____ Provided information

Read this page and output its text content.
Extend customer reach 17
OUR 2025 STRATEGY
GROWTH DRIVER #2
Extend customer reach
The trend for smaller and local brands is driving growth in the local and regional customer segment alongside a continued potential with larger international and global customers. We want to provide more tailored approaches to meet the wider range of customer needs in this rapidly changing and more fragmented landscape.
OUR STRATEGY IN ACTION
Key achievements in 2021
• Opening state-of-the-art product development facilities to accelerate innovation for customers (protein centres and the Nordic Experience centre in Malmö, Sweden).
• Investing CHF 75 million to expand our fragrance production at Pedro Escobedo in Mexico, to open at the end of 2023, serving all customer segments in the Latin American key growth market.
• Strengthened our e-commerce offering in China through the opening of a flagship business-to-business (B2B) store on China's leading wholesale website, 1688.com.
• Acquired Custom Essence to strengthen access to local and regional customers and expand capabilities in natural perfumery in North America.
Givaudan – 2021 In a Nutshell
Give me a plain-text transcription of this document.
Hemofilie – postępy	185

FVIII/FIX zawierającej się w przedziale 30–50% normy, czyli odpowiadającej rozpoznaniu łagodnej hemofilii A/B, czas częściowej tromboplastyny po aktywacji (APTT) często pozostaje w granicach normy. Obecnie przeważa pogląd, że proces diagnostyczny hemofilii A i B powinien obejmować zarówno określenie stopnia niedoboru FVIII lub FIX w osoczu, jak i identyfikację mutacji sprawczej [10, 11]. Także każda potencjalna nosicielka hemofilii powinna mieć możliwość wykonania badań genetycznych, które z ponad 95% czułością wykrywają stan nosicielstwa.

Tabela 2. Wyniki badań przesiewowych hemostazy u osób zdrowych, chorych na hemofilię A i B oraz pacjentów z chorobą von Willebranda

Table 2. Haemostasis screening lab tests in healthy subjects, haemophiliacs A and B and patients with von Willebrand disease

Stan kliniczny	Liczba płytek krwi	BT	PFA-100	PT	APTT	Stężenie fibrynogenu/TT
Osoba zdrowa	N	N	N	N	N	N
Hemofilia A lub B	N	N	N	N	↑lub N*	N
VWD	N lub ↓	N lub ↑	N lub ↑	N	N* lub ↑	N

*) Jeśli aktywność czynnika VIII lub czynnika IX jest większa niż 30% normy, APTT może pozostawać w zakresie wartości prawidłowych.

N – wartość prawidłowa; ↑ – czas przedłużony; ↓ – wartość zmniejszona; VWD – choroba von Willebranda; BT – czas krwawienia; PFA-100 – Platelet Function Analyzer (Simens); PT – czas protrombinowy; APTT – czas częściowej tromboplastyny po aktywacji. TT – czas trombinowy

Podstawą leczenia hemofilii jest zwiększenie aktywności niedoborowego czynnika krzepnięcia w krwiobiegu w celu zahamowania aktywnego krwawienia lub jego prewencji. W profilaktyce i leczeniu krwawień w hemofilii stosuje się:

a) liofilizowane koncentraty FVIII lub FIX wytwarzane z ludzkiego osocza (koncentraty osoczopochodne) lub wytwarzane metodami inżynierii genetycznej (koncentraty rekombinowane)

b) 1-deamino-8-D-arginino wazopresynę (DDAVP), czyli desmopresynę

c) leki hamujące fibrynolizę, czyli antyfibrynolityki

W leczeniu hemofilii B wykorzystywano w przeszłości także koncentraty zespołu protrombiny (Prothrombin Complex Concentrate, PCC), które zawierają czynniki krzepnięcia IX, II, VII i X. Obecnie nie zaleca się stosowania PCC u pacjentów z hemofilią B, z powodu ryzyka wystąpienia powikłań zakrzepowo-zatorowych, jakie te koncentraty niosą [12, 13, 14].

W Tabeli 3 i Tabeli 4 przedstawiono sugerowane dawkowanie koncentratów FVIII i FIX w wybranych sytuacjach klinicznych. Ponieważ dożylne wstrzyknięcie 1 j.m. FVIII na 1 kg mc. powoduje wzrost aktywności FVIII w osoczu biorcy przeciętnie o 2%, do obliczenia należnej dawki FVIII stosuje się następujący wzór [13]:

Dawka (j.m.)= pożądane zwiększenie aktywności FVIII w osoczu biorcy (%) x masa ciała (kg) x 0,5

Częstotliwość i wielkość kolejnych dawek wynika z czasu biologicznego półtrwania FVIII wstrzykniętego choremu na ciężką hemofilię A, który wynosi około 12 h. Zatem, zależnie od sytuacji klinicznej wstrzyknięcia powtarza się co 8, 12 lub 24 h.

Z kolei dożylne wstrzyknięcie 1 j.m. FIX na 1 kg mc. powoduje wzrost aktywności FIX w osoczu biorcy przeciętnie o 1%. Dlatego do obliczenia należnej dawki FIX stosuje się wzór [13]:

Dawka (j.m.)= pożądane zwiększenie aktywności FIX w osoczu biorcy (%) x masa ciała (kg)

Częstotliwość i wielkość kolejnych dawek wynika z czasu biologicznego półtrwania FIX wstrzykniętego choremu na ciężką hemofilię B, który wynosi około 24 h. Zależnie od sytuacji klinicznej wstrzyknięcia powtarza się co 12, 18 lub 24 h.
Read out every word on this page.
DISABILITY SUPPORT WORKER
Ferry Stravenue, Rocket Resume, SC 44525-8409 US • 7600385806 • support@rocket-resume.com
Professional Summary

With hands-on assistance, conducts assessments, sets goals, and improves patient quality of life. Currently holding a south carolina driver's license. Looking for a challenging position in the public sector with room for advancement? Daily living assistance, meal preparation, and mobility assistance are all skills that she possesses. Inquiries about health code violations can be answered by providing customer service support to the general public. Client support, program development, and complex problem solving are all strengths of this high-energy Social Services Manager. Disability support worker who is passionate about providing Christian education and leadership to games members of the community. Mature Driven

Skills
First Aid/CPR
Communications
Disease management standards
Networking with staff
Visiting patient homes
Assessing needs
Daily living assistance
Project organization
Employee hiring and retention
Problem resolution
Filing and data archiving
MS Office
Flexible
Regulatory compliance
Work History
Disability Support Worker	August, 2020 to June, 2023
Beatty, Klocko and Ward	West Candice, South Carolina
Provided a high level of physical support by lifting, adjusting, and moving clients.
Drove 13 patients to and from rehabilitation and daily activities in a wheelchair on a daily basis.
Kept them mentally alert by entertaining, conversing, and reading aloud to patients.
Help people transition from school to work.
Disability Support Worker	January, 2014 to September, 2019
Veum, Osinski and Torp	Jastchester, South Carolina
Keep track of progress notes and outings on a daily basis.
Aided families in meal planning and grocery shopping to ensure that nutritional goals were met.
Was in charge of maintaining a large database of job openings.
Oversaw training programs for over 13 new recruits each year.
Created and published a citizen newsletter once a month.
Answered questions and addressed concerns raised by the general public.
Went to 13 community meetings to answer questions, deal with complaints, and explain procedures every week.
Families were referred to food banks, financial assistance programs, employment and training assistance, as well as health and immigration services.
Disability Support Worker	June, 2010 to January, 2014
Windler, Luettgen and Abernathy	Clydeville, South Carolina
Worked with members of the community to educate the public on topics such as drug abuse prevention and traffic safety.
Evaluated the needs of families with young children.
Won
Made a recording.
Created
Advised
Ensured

________

▸ **About this exercise**
Locate the word "obliczenia" in the entries, and copy every line where it is found.

▸ **Answer below**
W Tabeli 3 i Tabeli 4 przedstawiono sugerowane dawkowanie koncentratów FVIII i FIX w wybranych sytuacjach klinicznych. Ponieważ dożylne wstrzyknięcie 1 j.m. FVIII na 1 kg mc. powoduje wzrost aktywności FVIII w osoczu biorcy przeciętnie o 2%, do obliczenia należnej dawki FVIII stosuje się następujący wzór [13]:
Z kolei dożylne wstrzyknięcie 1 j.m. FIX na 1 kg mc. powoduje wzrost aktywności FIX w osoczu biorcy przeciętnie o 1%. Dlatego do obliczenia należnej dawki FIX stosuje się wzór [13]:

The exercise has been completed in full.